● **Request**: All lines below must be repeated exactly, with the pictures omitted.
--- Data rows ---
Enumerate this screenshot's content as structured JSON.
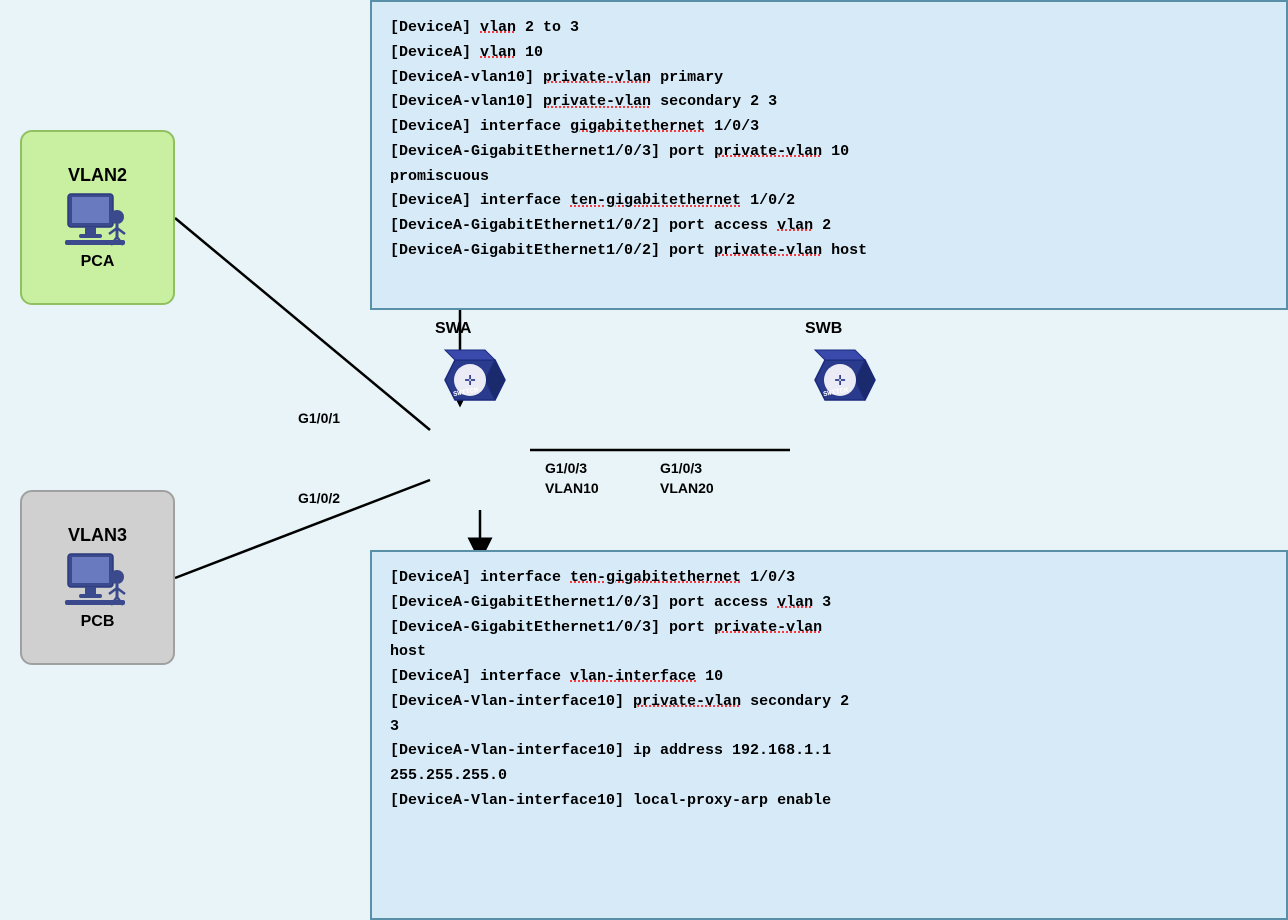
{
  "codeTop": {
    "lines": [
      {
        "text": "[DeviceA] ",
        "underline": false,
        "after": "vlan",
        "afterUnderline": true,
        "rest": " 2 to 3"
      },
      {
        "text": "[DeviceA] ",
        "underline": false,
        "after": "vlan",
        "afterUnderline": true,
        "rest": " 10"
      },
      {
        "text": "[DeviceA-vlan10] ",
        "underline": false,
        "after": "private-vlan",
        "afterUnderline": true,
        "rest": " primary"
      },
      {
        "text": "[DeviceA-vlan10] ",
        "underline": false,
        "after": "private-vlan",
        "afterUnderline": true,
        "rest": " secondary 2 3"
      },
      {
        "text": "[DeviceA] interface ",
        "underline": false,
        "after": "gigabitethernet",
        "afterUnderline": true,
        "rest": " 1/0/3"
      },
      {
        "text": "[DeviceA-GigabitEthernet1/0/3] port ",
        "underline": false,
        "after": "private-vlan",
        "afterUnderline": true,
        "rest": " 10"
      },
      {
        "text": "promiscuous",
        "underline": false,
        "after": "",
        "afterUnderline": false,
        "rest": ""
      },
      {
        "text": "[DeviceA] interface ",
        "underline": false,
        "after": "ten-gigabitethernet",
        "afterUnderline": true,
        "rest": " 1/0/2"
      },
      {
        "text": "[DeviceA-GigabitEthernet1/0/2] port access ",
        "underline": false,
        "after": "vlan",
        "afterUnderline": true,
        "rest": " 2"
      },
      {
        "text": "[DeviceA-GigabitEthernet1/0/2] port ",
        "underline": false,
        "after": "private-vlan",
        "afterUnderline": true,
        "rest": " host"
      }
    ]
  },
  "codeBottom": {
    "lines": [
      {
        "text": "[DeviceA] interface ",
        "underline": false,
        "after": "ten-gigabitethernet",
        "afterUnderline": true,
        "rest": " 1/0/3"
      },
      {
        "text": "[DeviceA-GigabitEthernet1/0/3] port access ",
        "underline": false,
        "after": "vlan",
        "afterUnderline": true,
        "rest": " 3"
      },
      {
        "text": "[DeviceA-GigabitEthernet1/0/3] port ",
        "underline": false,
        "after": "private-vlan",
        "afterUnderline": true,
        "rest": ""
      },
      {
        "text": "host",
        "underline": false,
        "after": "",
        "afterUnderline": false,
        "rest": ""
      },
      {
        "text": "[DeviceA] interface ",
        "underline": false,
        "after": "vlan-interface",
        "afterUnderline": true,
        "rest": " 10"
      },
      {
        "text": "[DeviceA-Vlan-interface10] ",
        "underline": false,
        "after": "private-vlan",
        "afterUnderline": true,
        "rest": " secondary 2"
      },
      {
        "text": "3",
        "underline": false,
        "after": "",
        "afterUnderline": false,
        "rest": ""
      },
      {
        "text": "[DeviceA-Vlan-interface10] ip address 192.168.1.1",
        "underline": false,
        "after": "",
        "afterUnderline": false,
        "rest": ""
      },
      {
        "text": "255.255.255.0",
        "underline": false,
        "after": "",
        "afterUnderline": false,
        "rest": ""
      },
      {
        "text": "[DeviceA-Vlan-interface10] ",
        "underline": false,
        "after": "local-proxy-arp",
        "afterUnderline": false,
        "rest": " enable"
      }
    ]
  },
  "vlan2": {
    "title": "VLAN2",
    "pcLabel": "PCA"
  },
  "vlan3": {
    "title": "VLAN3",
    "pcLabel": "PCB"
  },
  "diagram": {
    "swa": "SWA",
    "swb": "SWB",
    "switchText": "SwitCH",
    "ports": {
      "g101": "G1/0/1",
      "g102": "G1/0/2",
      "g103swa": "G1/0/3",
      "g103swb": "G1/0/3",
      "vlan10": "VLAN10",
      "vlan20": "VLAN20"
    }
  }
}
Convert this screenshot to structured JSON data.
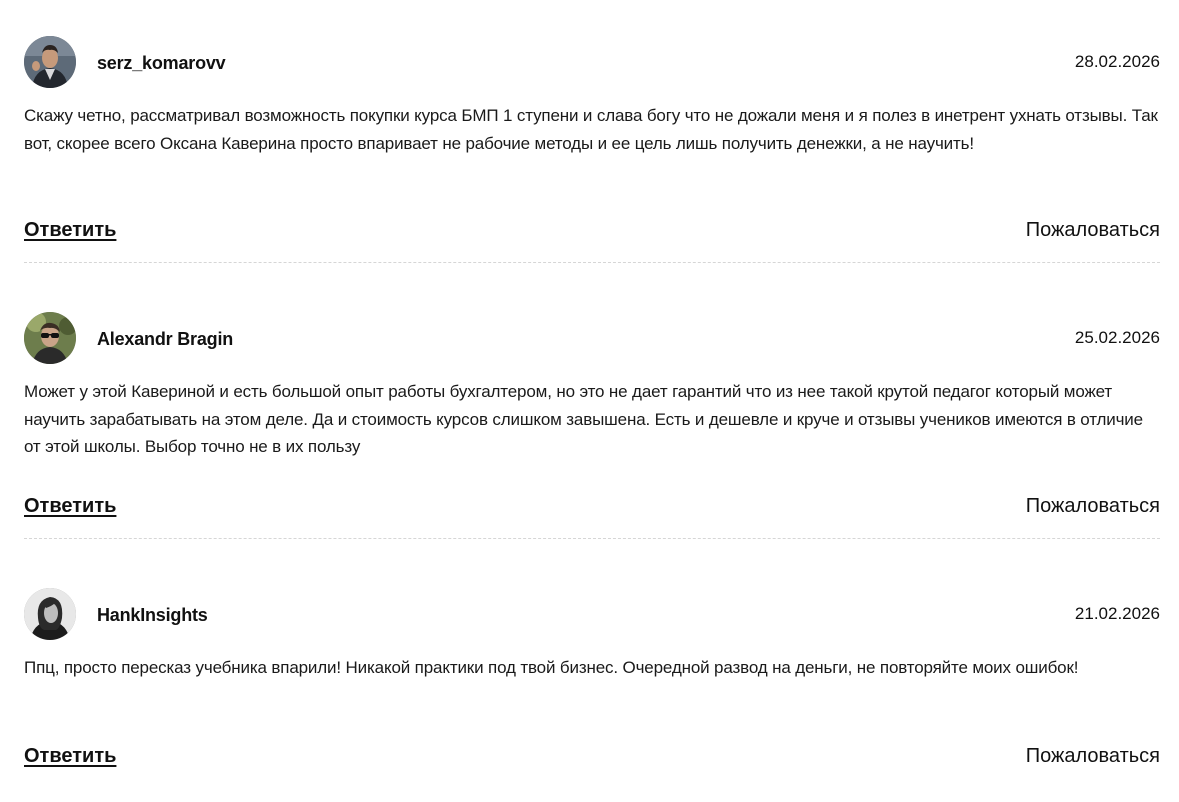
{
  "comments": [
    {
      "author": "serz_komarovv",
      "date": "28.02.2026",
      "text": "Скажу четно, рассматривал возможность покупки курса БМП 1 ступени и слава богу что не дожали меня и я полез в инетрент ухнать отзывы. Так вот, скорее всего Оксана Каверина просто впаривает не рабочие методы и ее цель лишь получить денежки, а не научить!",
      "reply_label": "Ответить",
      "report_label": "Пожаловаться",
      "avatar_icon": "user-avatar-photo"
    },
    {
      "author": "Alexandr Bragin",
      "date": "25.02.2026",
      "text": "Может у этой Кавериной и есть большой опыт работы бухгалтером, но это не дает гарантий что из нее такой крутой педагог который может научить зарабатывать на этом деле. Да и стоимость курсов слишком завышена. Есть и дешевле и круче и отзывы учеников имеются в отличие от этой школы. Выбор точно не в их пользу",
      "reply_label": "Ответить",
      "report_label": "Пожаловаться",
      "avatar_icon": "user-avatar-photo"
    },
    {
      "author": "HankInsights",
      "date": "21.02.2026",
      "text": "Ппц, просто пересказ учебника впарили! Никакой практики под твой бизнес. Очередной развод на деньги, не повторяйте моих ошибок!",
      "reply_label": "Ответить",
      "report_label": "Пожаловаться",
      "avatar_icon": "user-avatar-photo"
    }
  ],
  "colors": {
    "text": "#1a1a1a",
    "divider": "#d6d6d6",
    "background": "#ffffff"
  }
}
---
● **Task answer**:
Enumerate this screenshot's content as structured JSON.
{
  "codeTop": {
    "lines": [
      {
        "text": "[DeviceA] ",
        "underline": false,
        "after": "vlan",
        "afterUnderline": true,
        "rest": " 2 to 3"
      },
      {
        "text": "[DeviceA] ",
        "underline": false,
        "after": "vlan",
        "afterUnderline": true,
        "rest": " 10"
      },
      {
        "text": "[DeviceA-vlan10] ",
        "underline": false,
        "after": "private-vlan",
        "afterUnderline": true,
        "rest": " primary"
      },
      {
        "text": "[DeviceA-vlan10] ",
        "underline": false,
        "after": "private-vlan",
        "afterUnderline": true,
        "rest": " secondary 2 3"
      },
      {
        "text": "[DeviceA] interface ",
        "underline": false,
        "after": "gigabitethernet",
        "afterUnderline": true,
        "rest": " 1/0/3"
      },
      {
        "text": "[DeviceA-GigabitEthernet1/0/3] port ",
        "underline": false,
        "after": "private-vlan",
        "afterUnderline": true,
        "rest": " 10"
      },
      {
        "text": "promiscuous",
        "underline": false,
        "after": "",
        "afterUnderline": false,
        "rest": ""
      },
      {
        "text": "[DeviceA] interface ",
        "underline": false,
        "after": "ten-gigabitethernet",
        "afterUnderline": true,
        "rest": " 1/0/2"
      },
      {
        "text": "[DeviceA-GigabitEthernet1/0/2] port access ",
        "underline": false,
        "after": "vlan",
        "afterUnderline": true,
        "rest": " 2"
      },
      {
        "text": "[DeviceA-GigabitEthernet1/0/2] port ",
        "underline": false,
        "after": "private-vlan",
        "afterUnderline": true,
        "rest": " host"
      }
    ]
  },
  "codeBottom": {
    "lines": [
      {
        "text": "[DeviceA] interface ",
        "underline": false,
        "after": "ten-gigabitethernet",
        "afterUnderline": true,
        "rest": " 1/0/3"
      },
      {
        "text": "[DeviceA-GigabitEthernet1/0/3] port access ",
        "underline": false,
        "after": "vlan",
        "afterUnderline": true,
        "rest": " 3"
      },
      {
        "text": "[DeviceA-GigabitEthernet1/0/3] port ",
        "underline": false,
        "after": "private-vlan",
        "afterUnderline": true,
        "rest": ""
      },
      {
        "text": "host",
        "underline": false,
        "after": "",
        "afterUnderline": false,
        "rest": ""
      },
      {
        "text": "[DeviceA] interface ",
        "underline": false,
        "after": "vlan-interface",
        "afterUnderline": true,
        "rest": " 10"
      },
      {
        "text": "[DeviceA-Vlan-interface10] ",
        "underline": false,
        "after": "private-vlan",
        "afterUnderline": true,
        "rest": " secondary 2"
      },
      {
        "text": "3",
        "underline": false,
        "after": "",
        "afterUnderline": false,
        "rest": ""
      },
      {
        "text": "[DeviceA-Vlan-interface10] ip address 192.168.1.1",
        "underline": false,
        "after": "",
        "afterUnderline": false,
        "rest": ""
      },
      {
        "text": "255.255.255.0",
        "underline": false,
        "after": "",
        "afterUnderline": false,
        "rest": ""
      },
      {
        "text": "[DeviceA-Vlan-interface10] ",
        "underline": false,
        "after": "local-proxy-arp",
        "afterUnderline": false,
        "rest": " enable"
      }
    ]
  },
  "vlan2": {
    "title": "VLAN2",
    "pcLabel": "PCA"
  },
  "vlan3": {
    "title": "VLAN3",
    "pcLabel": "PCB"
  },
  "diagram": {
    "swa": "SWA",
    "swb": "SWB",
    "switchText": "SwitCH",
    "ports": {
      "g101": "G1/0/1",
      "g102": "G1/0/2",
      "g103swa": "G1/0/3",
      "g103swb": "G1/0/3",
      "vlan10": "VLAN10",
      "vlan20": "VLAN20"
    }
  }
}
Convert this screenshot to structured JSON data.
{
  "comments": [
    {
      "author": "serz_komarovv",
      "date": "28.02.2026",
      "text": "Скажу четно, рассматривал возможность покупки курса БМП 1 ступени и слава богу что не дожали меня и я полез в инетрент ухнать отзывы. Так вот, скорее всего Оксана Каверина просто впаривает не рабочие методы и ее цель лишь получить денежки, а не научить!",
      "reply_label": "Ответить",
      "report_label": "Пожаловаться",
      "avatar_icon": "user-avatar-photo"
    },
    {
      "author": "Alexandr Bragin",
      "date": "25.02.2026",
      "text": "Может у этой Кавериной и есть большой опыт работы бухгалтером, но это не дает гарантий что из нее такой крутой педагог который может научить зарабатывать на этом деле. Да и стоимость курсов слишком завышена. Есть и дешевле и круче и отзывы учеников имеются в отличие от этой школы. Выбор точно не в их пользу",
      "reply_label": "Ответить",
      "report_label": "Пожаловаться",
      "avatar_icon": "user-avatar-photo"
    },
    {
      "author": "HankInsights",
      "date": "21.02.2026",
      "text": "Ппц, просто пересказ учебника впарили! Никакой практики под твой бизнес. Очередной развод на деньги, не повторяйте моих ошибок!",
      "reply_label": "Ответить",
      "report_label": "Пожаловаться",
      "avatar_icon": "user-avatar-photo"
    }
  ],
  "colors": {
    "text": "#1a1a1a",
    "divider": "#d6d6d6",
    "background": "#ffffff"
  }
}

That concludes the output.